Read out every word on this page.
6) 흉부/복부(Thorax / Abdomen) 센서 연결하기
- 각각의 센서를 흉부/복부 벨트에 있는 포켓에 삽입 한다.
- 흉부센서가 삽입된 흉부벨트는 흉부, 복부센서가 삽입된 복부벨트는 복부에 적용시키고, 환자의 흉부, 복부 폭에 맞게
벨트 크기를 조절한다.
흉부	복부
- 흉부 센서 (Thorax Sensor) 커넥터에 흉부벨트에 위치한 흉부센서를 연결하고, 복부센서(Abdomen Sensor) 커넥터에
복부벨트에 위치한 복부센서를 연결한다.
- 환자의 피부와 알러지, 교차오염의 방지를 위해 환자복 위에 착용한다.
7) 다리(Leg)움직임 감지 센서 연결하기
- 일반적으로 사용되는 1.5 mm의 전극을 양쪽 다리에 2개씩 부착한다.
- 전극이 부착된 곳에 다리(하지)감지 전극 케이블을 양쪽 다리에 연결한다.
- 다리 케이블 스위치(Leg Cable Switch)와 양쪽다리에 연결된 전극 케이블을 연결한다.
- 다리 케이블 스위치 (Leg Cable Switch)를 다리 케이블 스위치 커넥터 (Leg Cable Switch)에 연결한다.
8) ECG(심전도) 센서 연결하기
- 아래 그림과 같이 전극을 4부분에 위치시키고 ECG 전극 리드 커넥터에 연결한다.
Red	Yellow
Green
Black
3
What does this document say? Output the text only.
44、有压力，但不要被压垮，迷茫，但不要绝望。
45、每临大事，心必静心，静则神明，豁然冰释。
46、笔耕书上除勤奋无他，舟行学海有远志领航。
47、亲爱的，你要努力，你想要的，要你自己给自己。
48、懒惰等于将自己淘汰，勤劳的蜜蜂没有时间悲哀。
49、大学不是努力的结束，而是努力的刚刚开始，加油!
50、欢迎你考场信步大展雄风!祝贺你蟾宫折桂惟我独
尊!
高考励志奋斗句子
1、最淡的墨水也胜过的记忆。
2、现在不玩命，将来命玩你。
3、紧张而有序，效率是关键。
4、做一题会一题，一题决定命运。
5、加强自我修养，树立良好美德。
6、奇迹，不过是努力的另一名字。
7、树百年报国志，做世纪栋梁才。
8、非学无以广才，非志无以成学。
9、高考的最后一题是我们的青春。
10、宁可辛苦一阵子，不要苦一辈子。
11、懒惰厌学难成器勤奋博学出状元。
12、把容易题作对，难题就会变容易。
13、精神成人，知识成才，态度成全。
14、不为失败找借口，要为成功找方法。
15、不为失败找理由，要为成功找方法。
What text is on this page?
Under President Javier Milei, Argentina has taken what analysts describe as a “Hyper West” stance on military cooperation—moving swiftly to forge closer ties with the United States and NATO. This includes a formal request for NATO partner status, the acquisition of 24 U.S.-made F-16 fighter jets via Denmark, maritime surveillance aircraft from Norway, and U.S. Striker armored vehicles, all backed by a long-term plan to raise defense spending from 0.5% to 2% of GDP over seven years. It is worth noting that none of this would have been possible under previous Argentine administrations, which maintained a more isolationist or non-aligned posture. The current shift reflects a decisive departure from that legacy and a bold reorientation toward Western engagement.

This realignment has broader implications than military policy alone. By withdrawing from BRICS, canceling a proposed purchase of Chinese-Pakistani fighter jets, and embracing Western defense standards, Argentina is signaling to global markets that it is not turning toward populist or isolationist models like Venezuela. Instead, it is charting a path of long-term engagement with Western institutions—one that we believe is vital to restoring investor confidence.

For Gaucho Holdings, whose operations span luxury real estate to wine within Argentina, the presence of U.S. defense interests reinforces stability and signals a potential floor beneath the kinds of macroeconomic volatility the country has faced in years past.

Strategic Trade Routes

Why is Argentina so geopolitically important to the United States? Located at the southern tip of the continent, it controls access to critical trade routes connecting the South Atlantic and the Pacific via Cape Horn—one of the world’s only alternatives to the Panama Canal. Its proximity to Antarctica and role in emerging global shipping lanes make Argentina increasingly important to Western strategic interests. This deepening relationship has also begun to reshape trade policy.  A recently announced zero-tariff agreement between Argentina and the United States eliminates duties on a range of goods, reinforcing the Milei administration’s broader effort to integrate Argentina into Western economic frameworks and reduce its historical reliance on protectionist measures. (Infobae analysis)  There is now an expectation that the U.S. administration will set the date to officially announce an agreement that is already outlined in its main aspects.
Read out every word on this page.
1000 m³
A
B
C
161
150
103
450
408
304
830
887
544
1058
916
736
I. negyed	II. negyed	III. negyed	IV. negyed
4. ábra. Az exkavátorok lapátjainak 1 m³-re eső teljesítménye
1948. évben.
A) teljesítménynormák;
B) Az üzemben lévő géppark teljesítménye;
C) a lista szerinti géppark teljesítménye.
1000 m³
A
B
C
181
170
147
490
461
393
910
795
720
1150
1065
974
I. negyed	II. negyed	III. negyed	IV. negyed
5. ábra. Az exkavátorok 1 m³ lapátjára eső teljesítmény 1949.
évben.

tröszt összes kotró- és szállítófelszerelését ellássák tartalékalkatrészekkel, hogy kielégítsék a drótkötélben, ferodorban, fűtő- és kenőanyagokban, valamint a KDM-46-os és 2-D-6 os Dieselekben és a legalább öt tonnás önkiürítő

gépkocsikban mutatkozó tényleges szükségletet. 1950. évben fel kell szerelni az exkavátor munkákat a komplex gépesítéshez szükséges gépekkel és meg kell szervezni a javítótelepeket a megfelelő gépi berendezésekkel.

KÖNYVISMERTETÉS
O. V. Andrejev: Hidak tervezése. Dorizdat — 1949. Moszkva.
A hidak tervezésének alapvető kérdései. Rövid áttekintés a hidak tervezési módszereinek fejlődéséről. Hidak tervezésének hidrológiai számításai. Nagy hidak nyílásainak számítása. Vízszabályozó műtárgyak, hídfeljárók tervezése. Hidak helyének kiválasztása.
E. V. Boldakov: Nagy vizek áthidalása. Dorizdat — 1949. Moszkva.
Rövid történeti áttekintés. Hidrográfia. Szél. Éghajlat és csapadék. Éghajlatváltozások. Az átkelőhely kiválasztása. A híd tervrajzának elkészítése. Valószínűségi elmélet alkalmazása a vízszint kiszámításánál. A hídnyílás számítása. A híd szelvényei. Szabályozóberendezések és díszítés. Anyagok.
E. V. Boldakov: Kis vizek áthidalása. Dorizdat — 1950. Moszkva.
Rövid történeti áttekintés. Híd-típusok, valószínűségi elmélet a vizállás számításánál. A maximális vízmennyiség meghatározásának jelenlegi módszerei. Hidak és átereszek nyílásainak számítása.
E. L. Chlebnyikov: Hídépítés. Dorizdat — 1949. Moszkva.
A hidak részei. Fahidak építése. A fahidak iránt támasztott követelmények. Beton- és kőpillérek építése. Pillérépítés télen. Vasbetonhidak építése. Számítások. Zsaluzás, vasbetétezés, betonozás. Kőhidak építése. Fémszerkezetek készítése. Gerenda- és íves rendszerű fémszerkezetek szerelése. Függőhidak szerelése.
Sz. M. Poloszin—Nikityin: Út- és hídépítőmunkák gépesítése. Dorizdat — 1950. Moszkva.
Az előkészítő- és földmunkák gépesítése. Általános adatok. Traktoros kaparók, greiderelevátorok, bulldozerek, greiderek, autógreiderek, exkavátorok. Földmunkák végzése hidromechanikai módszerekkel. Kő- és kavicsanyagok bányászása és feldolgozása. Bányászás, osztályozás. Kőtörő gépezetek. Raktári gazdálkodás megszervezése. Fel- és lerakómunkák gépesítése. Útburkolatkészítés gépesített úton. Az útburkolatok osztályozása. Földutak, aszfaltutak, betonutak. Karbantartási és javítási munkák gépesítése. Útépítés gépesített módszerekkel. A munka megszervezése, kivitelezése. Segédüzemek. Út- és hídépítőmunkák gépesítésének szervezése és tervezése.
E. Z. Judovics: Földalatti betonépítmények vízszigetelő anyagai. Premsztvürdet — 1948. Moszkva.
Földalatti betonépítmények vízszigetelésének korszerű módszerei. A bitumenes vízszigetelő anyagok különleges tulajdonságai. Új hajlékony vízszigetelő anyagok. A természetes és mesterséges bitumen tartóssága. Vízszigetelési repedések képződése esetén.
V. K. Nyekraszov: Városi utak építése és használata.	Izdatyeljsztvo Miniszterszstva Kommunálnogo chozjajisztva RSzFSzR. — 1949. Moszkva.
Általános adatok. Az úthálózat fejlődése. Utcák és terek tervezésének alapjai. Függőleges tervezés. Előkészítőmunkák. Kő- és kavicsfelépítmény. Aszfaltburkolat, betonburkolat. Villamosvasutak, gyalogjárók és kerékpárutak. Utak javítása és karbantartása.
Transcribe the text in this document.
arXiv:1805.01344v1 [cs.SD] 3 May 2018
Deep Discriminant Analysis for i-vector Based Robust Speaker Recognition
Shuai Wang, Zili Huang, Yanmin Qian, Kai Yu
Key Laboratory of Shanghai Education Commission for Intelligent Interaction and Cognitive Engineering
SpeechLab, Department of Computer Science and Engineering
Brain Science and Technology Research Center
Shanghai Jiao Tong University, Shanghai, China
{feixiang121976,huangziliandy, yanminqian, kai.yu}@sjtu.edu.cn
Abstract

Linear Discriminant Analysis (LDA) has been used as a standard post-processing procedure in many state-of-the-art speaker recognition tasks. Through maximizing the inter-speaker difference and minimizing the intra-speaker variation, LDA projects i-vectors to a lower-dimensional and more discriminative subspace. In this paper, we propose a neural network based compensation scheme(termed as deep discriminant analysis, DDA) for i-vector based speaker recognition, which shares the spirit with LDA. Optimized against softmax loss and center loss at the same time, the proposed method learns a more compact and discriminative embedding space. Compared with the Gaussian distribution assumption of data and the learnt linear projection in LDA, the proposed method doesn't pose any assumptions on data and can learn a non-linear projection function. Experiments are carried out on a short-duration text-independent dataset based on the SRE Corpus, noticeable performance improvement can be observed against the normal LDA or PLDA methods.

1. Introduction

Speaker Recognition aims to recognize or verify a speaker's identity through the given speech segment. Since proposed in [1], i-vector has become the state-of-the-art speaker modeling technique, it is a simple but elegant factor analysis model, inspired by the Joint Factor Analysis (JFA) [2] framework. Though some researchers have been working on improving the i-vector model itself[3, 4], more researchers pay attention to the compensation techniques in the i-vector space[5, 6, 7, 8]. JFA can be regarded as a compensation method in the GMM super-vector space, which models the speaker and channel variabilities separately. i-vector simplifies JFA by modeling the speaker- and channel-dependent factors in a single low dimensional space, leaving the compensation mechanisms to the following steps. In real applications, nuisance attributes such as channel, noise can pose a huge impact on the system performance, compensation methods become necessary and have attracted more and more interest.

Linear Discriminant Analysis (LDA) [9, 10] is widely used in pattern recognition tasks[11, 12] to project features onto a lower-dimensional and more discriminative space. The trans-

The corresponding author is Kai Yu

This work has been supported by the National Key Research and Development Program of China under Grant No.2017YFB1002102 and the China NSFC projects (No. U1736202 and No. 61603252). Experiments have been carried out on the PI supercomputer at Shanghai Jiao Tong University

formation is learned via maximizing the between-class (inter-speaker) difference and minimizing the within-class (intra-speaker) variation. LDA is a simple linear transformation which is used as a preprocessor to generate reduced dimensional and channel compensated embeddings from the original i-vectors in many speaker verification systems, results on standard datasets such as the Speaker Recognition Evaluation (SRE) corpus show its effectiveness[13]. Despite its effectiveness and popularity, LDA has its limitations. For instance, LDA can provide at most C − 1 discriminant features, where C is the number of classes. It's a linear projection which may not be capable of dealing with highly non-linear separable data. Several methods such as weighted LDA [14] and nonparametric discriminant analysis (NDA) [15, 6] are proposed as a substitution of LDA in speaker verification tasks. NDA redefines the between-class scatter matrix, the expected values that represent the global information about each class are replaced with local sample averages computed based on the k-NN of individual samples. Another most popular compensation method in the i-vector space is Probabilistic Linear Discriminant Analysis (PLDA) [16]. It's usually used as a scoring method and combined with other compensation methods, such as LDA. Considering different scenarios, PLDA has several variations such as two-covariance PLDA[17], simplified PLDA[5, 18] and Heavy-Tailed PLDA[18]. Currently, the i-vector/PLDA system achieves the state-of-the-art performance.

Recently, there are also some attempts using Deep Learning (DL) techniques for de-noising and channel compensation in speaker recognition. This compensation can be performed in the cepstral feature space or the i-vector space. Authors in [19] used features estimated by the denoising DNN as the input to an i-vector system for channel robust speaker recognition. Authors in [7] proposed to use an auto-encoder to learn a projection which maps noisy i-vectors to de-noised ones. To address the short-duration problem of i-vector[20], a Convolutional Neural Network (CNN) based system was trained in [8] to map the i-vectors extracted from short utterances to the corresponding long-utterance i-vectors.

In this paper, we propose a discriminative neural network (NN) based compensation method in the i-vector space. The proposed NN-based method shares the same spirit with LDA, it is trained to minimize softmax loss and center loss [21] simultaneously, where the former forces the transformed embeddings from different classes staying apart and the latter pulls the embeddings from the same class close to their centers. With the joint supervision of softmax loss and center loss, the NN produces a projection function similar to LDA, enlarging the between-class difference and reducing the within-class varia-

# # #

What needs to be done
Show each line in the entries that holds the string "States".

Result of this task
Under President Javier Milei, Argentina has taken what analysts describe as a “Hyper West” stance on military cooperation—moving swiftly to forge closer ties with the United States and NATO. This includes a formal request for NATO partner status, the acquisition of 24 U.S.-made F-16 fighter jets via Denmark, maritime surveillance aircraft from Norway, and U.S. Striker armored vehicles, all backed by a long-term plan to raise defense spending from 0.5% to 2% of GDP over seven years. It is worth noting that none of this would have been possible under previous Argentine administrations, which maintained a more isolationist or non-aligned posture. The current shift reflects a decisive departure from that legacy and a bold reorientation toward Western engagement.
Why is Argentina so geopolitically important to the United States? Located at the southern tip of the continent, it controls access to critical trade routes connecting the South Atlantic and the Pacific via Cape Horn—one of the world’s only alternatives to the Panama Canal. Its proximity to Antarctica and role in emerging global shipping lanes make Argentina increasingly important to Western strategic interests. This deepening relationship has also begun to reshape trade policy.  A recently announced zero-tariff agreement between Argentina and the United States eliminates duties on a range of goods, reinforcing the Milei administration’s broader effort to integrate Argentina into Western economic frameworks and reduce its historical reliance on protectionist measures. (Infobae analysis)  There is now an expectation that the U.S. administration will set the date to officially announce an agreement that is already outlined in its main aspects.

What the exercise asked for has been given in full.